Short problem:
Could you write out the records below exactly as they appear?

Material to process:
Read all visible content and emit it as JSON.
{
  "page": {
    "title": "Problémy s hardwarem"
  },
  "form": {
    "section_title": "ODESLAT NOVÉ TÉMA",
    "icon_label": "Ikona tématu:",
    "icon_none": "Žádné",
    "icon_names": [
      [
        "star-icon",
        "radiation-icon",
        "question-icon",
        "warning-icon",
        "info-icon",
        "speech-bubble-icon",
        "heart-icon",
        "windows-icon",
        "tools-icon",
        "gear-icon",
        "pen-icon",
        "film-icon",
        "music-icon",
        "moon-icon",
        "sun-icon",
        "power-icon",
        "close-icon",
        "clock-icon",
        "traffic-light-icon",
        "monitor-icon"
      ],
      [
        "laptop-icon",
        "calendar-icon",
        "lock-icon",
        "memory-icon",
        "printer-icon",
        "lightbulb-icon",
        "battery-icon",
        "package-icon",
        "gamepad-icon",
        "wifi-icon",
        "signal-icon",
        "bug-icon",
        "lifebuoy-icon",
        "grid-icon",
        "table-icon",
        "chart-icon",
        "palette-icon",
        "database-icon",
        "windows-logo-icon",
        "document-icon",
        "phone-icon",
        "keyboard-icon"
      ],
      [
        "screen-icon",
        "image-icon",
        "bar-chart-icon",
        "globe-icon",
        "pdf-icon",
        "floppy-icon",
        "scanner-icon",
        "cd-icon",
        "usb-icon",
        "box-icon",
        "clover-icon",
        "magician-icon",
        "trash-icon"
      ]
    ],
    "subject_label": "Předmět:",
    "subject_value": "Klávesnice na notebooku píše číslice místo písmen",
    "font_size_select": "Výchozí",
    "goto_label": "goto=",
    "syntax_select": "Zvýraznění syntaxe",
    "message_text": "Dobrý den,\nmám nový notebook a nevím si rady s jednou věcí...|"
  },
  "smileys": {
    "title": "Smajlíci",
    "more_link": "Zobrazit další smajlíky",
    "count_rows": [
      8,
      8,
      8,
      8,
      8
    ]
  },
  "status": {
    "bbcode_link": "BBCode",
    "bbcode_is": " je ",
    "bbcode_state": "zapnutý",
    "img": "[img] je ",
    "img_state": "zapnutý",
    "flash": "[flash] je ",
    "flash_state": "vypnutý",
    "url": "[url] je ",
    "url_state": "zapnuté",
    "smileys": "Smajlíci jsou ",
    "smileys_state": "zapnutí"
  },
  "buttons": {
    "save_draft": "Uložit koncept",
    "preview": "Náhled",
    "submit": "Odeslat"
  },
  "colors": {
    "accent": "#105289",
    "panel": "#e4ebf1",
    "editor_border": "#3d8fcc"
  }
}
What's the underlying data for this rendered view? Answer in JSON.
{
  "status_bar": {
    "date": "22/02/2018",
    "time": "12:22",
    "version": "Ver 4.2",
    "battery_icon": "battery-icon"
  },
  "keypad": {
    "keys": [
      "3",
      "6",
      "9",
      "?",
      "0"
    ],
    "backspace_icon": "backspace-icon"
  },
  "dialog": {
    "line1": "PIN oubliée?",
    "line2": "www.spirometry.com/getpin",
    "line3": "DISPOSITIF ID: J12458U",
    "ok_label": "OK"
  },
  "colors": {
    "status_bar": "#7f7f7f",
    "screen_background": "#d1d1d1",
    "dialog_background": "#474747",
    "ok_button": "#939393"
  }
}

Full answer:
Read all visible content and emit it as JSON.
{
  "page": {
    "title": "Problémy s hardwarem"
  },
  "form": {
    "section_title": "ODESLAT NOVÉ TÉMA",
    "icon_label": "Ikona tématu:",
    "icon_none": "Žádné",
    "icon_names": [
      [
        "star-icon",
        "radiation-icon",
        "question-icon",
        "warning-icon",
        "info-icon",
        "speech-bubble-icon",
        "heart-icon",
        "windows-icon",
        "tools-icon",
        "gear-icon",
        "pen-icon",
        "film-icon",
        "music-icon",
        "moon-icon",
        "sun-icon",
        "power-icon",
        "close-icon",
        "clock-icon",
        "traffic-light-icon",
        "monitor-icon"
      ],
      [
        "laptop-icon",
        "calendar-icon",
        "lock-icon",
        "memory-icon",
        "printer-icon",
        "lightbulb-icon",
        "battery-icon",
        "package-icon",
        "gamepad-icon",
        "wifi-icon",
        "signal-icon",
        "bug-icon",
        "lifebuoy-icon",
        "grid-icon",
        "table-icon",
        "chart-icon",
        "palette-icon",
        "database-icon",
        "windows-logo-icon",
        "document-icon",
        "phone-icon",
        "keyboard-icon"
      ],
      [
        "screen-icon",
        "image-icon",
        "bar-chart-icon",
        "globe-icon",
        "pdf-icon",
        "floppy-icon",
        "scanner-icon",
        "cd-icon",
        "usb-icon",
        "box-icon",
        "clover-icon",
        "magician-icon",
        "trash-icon"
      ]
    ],
    "subject_label": "Předmět:",
    "subject_value": "Klávesnice na notebooku píše číslice místo písmen",
    "font_size_select": "Výchozí",
    "goto_label": "goto=",
    "syntax_select": "Zvýraznění syntaxe",
    "message_text": "Dobrý den,\nmám nový notebook a nevím si rady s jednou věcí...|"
  },
  "smileys": {
    "title": "Smajlíci",
    "more_link": "Zobrazit další smajlíky",
    "count_rows": [
      8,
      8,
      8,
      8,
      8
    ]
  },
  "status": {
    "bbcode_link": "BBCode",
    "bbcode_is": " je ",
    "bbcode_state": "zapnutý",
    "img": "[img] je ",
    "img_state": "zapnutý",
    "flash": "[flash] je ",
    "flash_state": "vypnutý",
    "url": "[url] je ",
    "url_state": "zapnuté",
    "smileys": "Smajlíci jsou ",
    "smileys_state": "zapnutí"
  },
  "buttons": {
    "save_draft": "Uložit koncept",
    "preview": "Náhled",
    "submit": "Odeslat"
  },
  "colors": {
    "accent": "#105289",
    "panel": "#e4ebf1",
    "editor_border": "#3d8fcc"
  }
}
What's the underlying data for this rendered view? Answer in JSON.
{
  "status_bar": {
    "date": "22/02/2018",
    "time": "12:22",
    "version": "Ver 4.2",
    "battery_icon": "battery-icon"
  },
  "keypad": {
    "keys": [
      "3",
      "6",
      "9",
      "?",
      "0"
    ],
    "backspace_icon": "backspace-icon"
  },
  "dialog": {
    "line1": "PIN oubliée?",
    "line2": "www.spirometry.com/getpin",
    "line3": "DISPOSITIF ID: J12458U",
    "ok_label": "OK"
  },
  "colors": {
    "status_bar": "#7f7f7f",
    "screen_background": "#d1d1d1",
    "dialog_background": "#474747",
    "ok_button": "#939393"
  }
}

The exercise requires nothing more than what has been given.